___ RECORD EXTRACTS
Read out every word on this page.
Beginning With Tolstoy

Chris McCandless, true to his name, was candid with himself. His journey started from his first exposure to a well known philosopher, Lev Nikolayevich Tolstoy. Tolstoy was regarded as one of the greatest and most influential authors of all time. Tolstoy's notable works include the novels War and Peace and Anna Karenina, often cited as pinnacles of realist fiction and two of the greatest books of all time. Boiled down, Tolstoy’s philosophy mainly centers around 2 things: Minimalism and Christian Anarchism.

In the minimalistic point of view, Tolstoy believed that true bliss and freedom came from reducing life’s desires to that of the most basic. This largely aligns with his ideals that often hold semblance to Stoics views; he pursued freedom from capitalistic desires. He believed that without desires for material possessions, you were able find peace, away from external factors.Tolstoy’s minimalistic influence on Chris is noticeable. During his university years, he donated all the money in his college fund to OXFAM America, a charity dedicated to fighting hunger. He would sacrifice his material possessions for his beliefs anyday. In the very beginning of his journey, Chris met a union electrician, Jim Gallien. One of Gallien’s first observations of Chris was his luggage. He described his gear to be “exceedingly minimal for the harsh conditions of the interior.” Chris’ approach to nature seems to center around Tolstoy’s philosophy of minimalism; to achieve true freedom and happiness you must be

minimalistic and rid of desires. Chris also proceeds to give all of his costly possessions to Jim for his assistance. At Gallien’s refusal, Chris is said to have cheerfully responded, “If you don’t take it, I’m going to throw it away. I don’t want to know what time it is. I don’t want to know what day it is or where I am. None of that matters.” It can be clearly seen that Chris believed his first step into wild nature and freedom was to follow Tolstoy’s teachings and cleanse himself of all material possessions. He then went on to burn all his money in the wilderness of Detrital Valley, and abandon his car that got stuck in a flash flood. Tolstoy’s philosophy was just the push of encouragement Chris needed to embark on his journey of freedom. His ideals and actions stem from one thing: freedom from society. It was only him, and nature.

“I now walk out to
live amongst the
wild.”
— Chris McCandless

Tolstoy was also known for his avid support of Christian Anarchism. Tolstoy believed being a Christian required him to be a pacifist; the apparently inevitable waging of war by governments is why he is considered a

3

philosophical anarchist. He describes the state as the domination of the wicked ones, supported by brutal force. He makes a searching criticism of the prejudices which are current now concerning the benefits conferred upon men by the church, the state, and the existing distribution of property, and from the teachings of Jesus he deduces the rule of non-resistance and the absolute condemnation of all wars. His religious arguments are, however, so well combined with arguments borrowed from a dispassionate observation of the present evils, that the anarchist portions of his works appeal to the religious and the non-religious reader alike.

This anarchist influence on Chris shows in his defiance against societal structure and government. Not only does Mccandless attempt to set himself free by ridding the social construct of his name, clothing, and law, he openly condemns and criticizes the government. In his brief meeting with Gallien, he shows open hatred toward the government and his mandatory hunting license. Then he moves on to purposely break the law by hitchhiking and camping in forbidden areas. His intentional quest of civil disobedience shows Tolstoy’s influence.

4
______
WORK REQUIRED -> Write each line above out exactly.

ANSWER IN FULL ->
Read out every word on this page.
Beginning With Tolstoy

Chris McCandless, true to his name, was candid with himself. His journey started from his first exposure to a well known philosopher, Lev Nikolayevich Tolstoy. Tolstoy was regarded as one of the greatest and most influential authors of all time. Tolstoy's notable works include the novels War and Peace and Anna Karenina, often cited as pinnacles of realist fiction and two of the greatest books of all time. Boiled down, Tolstoy’s philosophy mainly centers around 2 things: Minimalism and Christian Anarchism.

In the minimalistic point of view, Tolstoy believed that true bliss and freedom came from reducing life’s desires to that of the most basic. This largely aligns with his ideals that often hold semblance to Stoics views; he pursued freedom from capitalistic desires. He believed that without desires for material possessions, you were able find peace, away from external factors.Tolstoy’s minimalistic influence on Chris is noticeable. During his university years, he donated all the money in his college fund to OXFAM America, a charity dedicated to fighting hunger. He would sacrifice his material possessions for his beliefs anyday. In the very beginning of his journey, Chris met a union electrician, Jim Gallien. One of Gallien’s first observations of Chris was his luggage. He described his gear to be “exceedingly minimal for the harsh conditions of the interior.” Chris’ approach to nature seems to center around Tolstoy’s philosophy of minimalism; to achieve true freedom and happiness you must be

minimalistic and rid of desires. Chris also proceeds to give all of his costly possessions to Jim for his assistance. At Gallien’s refusal, Chris is said to have cheerfully responded, “If you don’t take it, I’m going to throw it away. I don’t want to know what time it is. I don’t want to know what day it is or where I am. None of that matters.” It can be clearly seen that Chris believed his first step into wild nature and freedom was to follow Tolstoy’s teachings and cleanse himself of all material possessions. He then went on to burn all his money in the wilderness of Detrital Valley, and abandon his car that got stuck in a flash flood. Tolstoy’s philosophy was just the push of encouragement Chris needed to embark on his journey of freedom. His ideals and actions stem from one thing: freedom from society. It was only him, and nature.

“I now walk out to
live amongst the
wild.”
— Chris McCandless

Tolstoy was also known for his avid support of Christian Anarchism. Tolstoy believed being a Christian required him to be a pacifist; the apparently inevitable waging of war by governments is why he is considered a

3

philosophical anarchist. He describes the state as the domination of the wicked ones, supported by brutal force. He makes a searching criticism of the prejudices which are current now concerning the benefits conferred upon men by the church, the state, and the existing distribution of property, and from the teachings of Jesus he deduces the rule of non-resistance and the absolute condemnation of all wars. His religious arguments are, however, so well combined with arguments borrowed from a dispassionate observation of the present evils, that the anarchist portions of his works appeal to the religious and the non-religious reader alike.

This anarchist influence on Chris shows in his defiance against societal structure and government. Not only does Mccandless attempt to set himself free by ridding the social construct of his name, clothing, and law, he openly condemns and criticizes the government. In his brief meeting with Gallien, he shows open hatred toward the government and his mandatory hunting license. Then he moves on to purposely break the law by hitchhiking and camping in forbidden areas. His intentional quest of civil disobedience shows Tolstoy’s influence.

4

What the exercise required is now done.